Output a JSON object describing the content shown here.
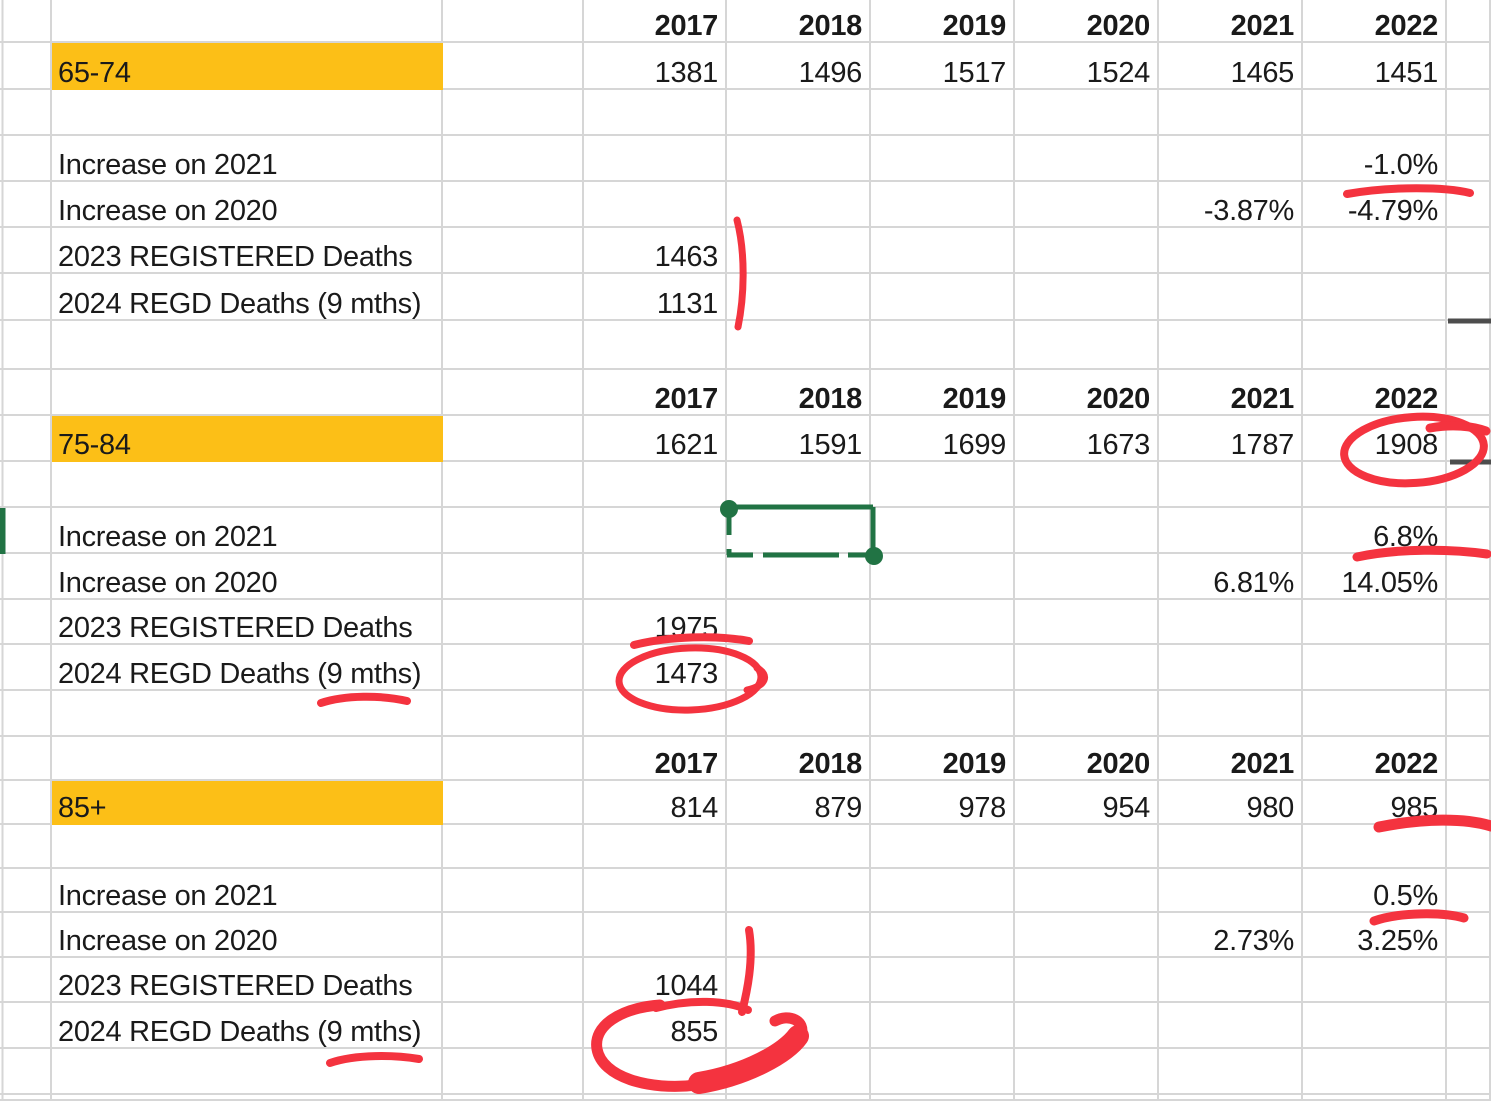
{
  "app": "spreadsheet",
  "colors": {
    "highlight": "#FCBF17",
    "marker": "#F4333F",
    "marquee": "#217344",
    "gridline": "#D6D6D6",
    "dark_line": "#4D4D4D",
    "text": "#1A1A1A",
    "background": "#FFFFFF"
  },
  "columns": {
    "years": [
      "2017",
      "2018",
      "2019",
      "2020",
      "2021",
      "2022"
    ]
  },
  "row_labels": [
    "Increase on 2021",
    "Increase on 2020",
    "2023 REGISTERED Deaths",
    "2024 REGD Deaths (9 mths)"
  ],
  "sections": [
    {
      "age_group": "65-74",
      "values": [
        "1381",
        "1496",
        "1517",
        "1524",
        "1465",
        "1451"
      ],
      "increase_on_2021_2022": "-1.0%",
      "increase_on_2020_2021": "-3.87%",
      "increase_on_2020_2022": "-4.79%",
      "registered_2023": "1463",
      "regd_2024_9mths": "1131"
    },
    {
      "age_group": "75-84",
      "values": [
        "1621",
        "1591",
        "1699",
        "1673",
        "1787",
        "1908"
      ],
      "increase_on_2021_2022": "6.8%",
      "increase_on_2020_2021": "6.81%",
      "increase_on_2020_2022": "14.05%",
      "registered_2023": "1975",
      "regd_2024_9mths": "1473"
    },
    {
      "age_group": "85+",
      "values": [
        "814",
        "879",
        "978",
        "954",
        "980",
        "985"
      ],
      "increase_on_2021_2022": "0.5%",
      "increase_on_2020_2021": "2.73%",
      "increase_on_2020_2022": "3.25%",
      "registered_2023": "1044",
      "regd_2024_9mths": "855"
    }
  ],
  "annotations": {
    "red_marker_targets": [
      "tick beside 1463/1131",
      "underline -1.0%",
      "circle 1908",
      "underline 6.8%",
      "underline 1975",
      "circle 1473",
      "underline under 2024 REGD label (75-84)",
      "underline 985",
      "underline 0.5%",
      "tick beside 1044",
      "underline 1044",
      "circle 855",
      "underline under 2024 REGD label (85+)"
    ],
    "selection": "green cell selection marquee with fill handles (2018 column, Increase on 2021 row of 75-84 block)",
    "row_indicator": "green bar at left edge of Increase on 2021 row (75-84 block)",
    "dark_edge_lines": 2
  }
}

○ ○ ○

WHAT YOU WILL DO
From the entries above, extract each line containing "beside".

CORRECT OUTPUT
      "tick beside 1463/1131",
      "tick beside 1044",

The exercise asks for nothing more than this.